- _Task statement_: Can you rewrite the lines below, changing every "point-label" to "marker-label" and leaving everything else as it is?

- _Material supplied_:
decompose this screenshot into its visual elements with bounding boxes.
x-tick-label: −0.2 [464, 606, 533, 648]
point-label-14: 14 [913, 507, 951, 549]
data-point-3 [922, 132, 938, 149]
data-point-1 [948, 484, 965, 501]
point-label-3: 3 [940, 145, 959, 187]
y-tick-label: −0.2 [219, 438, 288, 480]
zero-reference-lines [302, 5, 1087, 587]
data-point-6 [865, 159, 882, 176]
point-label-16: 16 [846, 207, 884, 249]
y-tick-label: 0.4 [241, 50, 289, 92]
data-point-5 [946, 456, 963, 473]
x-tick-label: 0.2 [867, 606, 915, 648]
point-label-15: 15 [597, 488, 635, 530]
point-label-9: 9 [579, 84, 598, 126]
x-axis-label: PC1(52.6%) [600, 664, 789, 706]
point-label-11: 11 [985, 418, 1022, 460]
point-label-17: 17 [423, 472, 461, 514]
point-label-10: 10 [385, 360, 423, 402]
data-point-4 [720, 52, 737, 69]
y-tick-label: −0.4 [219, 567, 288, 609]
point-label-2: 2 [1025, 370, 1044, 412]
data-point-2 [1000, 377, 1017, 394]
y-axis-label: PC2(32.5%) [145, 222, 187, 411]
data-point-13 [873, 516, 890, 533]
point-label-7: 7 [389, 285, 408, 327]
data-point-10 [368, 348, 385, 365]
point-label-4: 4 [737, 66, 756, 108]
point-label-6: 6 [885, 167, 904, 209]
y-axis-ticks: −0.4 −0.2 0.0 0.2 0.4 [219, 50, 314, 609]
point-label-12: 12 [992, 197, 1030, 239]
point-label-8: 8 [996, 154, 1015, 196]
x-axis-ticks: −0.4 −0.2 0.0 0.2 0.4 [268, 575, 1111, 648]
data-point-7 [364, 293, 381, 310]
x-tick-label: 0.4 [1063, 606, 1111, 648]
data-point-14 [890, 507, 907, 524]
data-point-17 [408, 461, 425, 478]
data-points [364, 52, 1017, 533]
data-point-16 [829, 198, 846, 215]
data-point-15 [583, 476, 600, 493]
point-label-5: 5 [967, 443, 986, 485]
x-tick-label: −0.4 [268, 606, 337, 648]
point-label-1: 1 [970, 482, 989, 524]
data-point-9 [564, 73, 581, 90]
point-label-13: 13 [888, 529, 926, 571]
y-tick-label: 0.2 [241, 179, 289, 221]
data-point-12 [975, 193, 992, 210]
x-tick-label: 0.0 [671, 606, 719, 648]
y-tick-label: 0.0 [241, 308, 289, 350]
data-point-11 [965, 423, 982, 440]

- _Answer for the task_:
decompose this screenshot into its visual elements with bounding boxes.
x-tick-label: −0.2 [464, 606, 533, 648]
marker-label-14: 14 [913, 507, 951, 549]
data-point-3 [922, 132, 938, 149]
data-point-1 [948, 484, 965, 501]
marker-label-3: 3 [940, 145, 959, 187]
y-tick-label: −0.2 [219, 438, 288, 480]
zero-reference-lines [302, 5, 1087, 587]
data-point-6 [865, 159, 882, 176]
marker-label-16: 16 [846, 207, 884, 249]
y-tick-label: 0.4 [241, 50, 289, 92]
data-point-5 [946, 456, 963, 473]
x-tick-label: 0.2 [867, 606, 915, 648]
marker-label-15: 15 [597, 488, 635, 530]
marker-label-9: 9 [579, 84, 598, 126]
x-axis-label: PC1(52.6%) [600, 664, 789, 706]
marker-label-11: 11 [985, 418, 1022, 460]
marker-label-17: 17 [423, 472, 461, 514]
marker-label-10: 10 [385, 360, 423, 402]
data-point-4 [720, 52, 737, 69]
y-tick-label: −0.4 [219, 567, 288, 609]
marker-label-2: 2 [1025, 370, 1044, 412]
data-point-2 [1000, 377, 1017, 394]
y-axis-label: PC2(32.5%) [145, 222, 187, 411]
data-point-13 [873, 516, 890, 533]
marker-label-7: 7 [389, 285, 408, 327]
data-point-10 [368, 348, 385, 365]
marker-label-4: 4 [737, 66, 756, 108]
marker-label-6: 6 [885, 167, 904, 209]
y-axis-ticks: −0.4 −0.2 0.0 0.2 0.4 [219, 50, 314, 609]
marker-label-12: 12 [992, 197, 1030, 239]
marker-label-8: 8 [996, 154, 1015, 196]
x-axis-ticks: −0.4 −0.2 0.0 0.2 0.4 [268, 575, 1111, 648]
data-point-7 [364, 293, 381, 310]
x-tick-label: 0.4 [1063, 606, 1111, 648]
data-point-14 [890, 507, 907, 524]
data-point-17 [408, 461, 425, 478]
data-points [364, 52, 1017, 533]
data-point-16 [829, 198, 846, 215]
data-point-15 [583, 476, 600, 493]
marker-label-5: 5 [967, 443, 986, 485]
x-tick-label: −0.4 [268, 606, 337, 648]
marker-label-1: 1 [970, 482, 989, 524]
data-point-9 [564, 73, 581, 90]
marker-label-13: 13 [888, 529, 926, 571]
y-tick-label: 0.2 [241, 179, 289, 221]
data-point-12 [975, 193, 992, 210]
x-tick-label: 0.0 [671, 606, 719, 648]
y-tick-label: 0.0 [241, 308, 289, 350]
data-point-11 [965, 423, 982, 440]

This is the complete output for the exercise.